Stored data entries

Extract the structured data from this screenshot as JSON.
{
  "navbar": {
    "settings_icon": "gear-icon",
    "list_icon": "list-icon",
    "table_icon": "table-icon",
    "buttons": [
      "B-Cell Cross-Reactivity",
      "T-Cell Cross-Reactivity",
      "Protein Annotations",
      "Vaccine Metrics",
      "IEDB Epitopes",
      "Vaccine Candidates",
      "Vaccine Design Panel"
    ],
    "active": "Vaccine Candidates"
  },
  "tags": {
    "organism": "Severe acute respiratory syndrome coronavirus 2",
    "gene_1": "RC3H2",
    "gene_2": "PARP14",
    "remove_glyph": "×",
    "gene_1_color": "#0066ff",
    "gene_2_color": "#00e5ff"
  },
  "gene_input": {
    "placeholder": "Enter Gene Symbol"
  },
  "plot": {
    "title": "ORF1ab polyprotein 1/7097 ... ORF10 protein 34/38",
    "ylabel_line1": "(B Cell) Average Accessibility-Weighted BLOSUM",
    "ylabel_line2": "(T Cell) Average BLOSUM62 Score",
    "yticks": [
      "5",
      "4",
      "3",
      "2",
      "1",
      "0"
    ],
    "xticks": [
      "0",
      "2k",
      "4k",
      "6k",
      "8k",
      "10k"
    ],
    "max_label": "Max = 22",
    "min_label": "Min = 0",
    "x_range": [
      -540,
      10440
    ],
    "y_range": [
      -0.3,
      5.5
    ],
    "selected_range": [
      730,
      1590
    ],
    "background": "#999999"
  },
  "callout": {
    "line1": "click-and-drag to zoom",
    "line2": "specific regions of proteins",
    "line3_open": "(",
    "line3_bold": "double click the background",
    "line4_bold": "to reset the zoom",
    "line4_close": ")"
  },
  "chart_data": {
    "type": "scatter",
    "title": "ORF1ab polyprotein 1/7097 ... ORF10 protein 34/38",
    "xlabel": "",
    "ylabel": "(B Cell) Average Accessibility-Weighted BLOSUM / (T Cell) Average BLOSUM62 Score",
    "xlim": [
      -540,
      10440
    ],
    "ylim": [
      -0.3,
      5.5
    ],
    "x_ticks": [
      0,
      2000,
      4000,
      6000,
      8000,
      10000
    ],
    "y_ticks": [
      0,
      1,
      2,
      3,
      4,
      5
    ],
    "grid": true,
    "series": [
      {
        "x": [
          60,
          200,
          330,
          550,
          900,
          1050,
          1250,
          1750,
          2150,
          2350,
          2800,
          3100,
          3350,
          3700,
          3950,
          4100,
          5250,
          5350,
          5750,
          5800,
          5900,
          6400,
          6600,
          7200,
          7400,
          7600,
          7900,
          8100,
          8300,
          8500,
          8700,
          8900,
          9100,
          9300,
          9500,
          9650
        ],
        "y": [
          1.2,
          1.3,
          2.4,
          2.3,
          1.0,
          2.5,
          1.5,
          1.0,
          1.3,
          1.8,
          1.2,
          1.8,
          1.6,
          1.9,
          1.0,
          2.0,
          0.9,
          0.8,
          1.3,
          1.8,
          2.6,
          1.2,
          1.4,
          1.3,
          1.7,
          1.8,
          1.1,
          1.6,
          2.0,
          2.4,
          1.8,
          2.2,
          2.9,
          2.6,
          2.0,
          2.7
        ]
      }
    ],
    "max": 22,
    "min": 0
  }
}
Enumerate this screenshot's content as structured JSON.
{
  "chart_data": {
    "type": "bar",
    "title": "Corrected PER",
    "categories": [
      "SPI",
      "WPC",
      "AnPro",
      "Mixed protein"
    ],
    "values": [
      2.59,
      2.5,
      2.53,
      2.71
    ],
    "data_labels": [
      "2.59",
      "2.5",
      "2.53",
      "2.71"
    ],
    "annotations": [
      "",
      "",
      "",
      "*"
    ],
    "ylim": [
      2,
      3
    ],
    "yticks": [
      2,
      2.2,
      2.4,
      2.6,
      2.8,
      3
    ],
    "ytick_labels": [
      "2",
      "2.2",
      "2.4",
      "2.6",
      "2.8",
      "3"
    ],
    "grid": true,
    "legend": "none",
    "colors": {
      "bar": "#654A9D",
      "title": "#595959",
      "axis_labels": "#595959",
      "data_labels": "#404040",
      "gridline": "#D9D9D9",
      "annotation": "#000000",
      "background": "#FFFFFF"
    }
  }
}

Task requirements - From the data above, count the lines that hold the string "title". Reply with only that number.

Task result - 4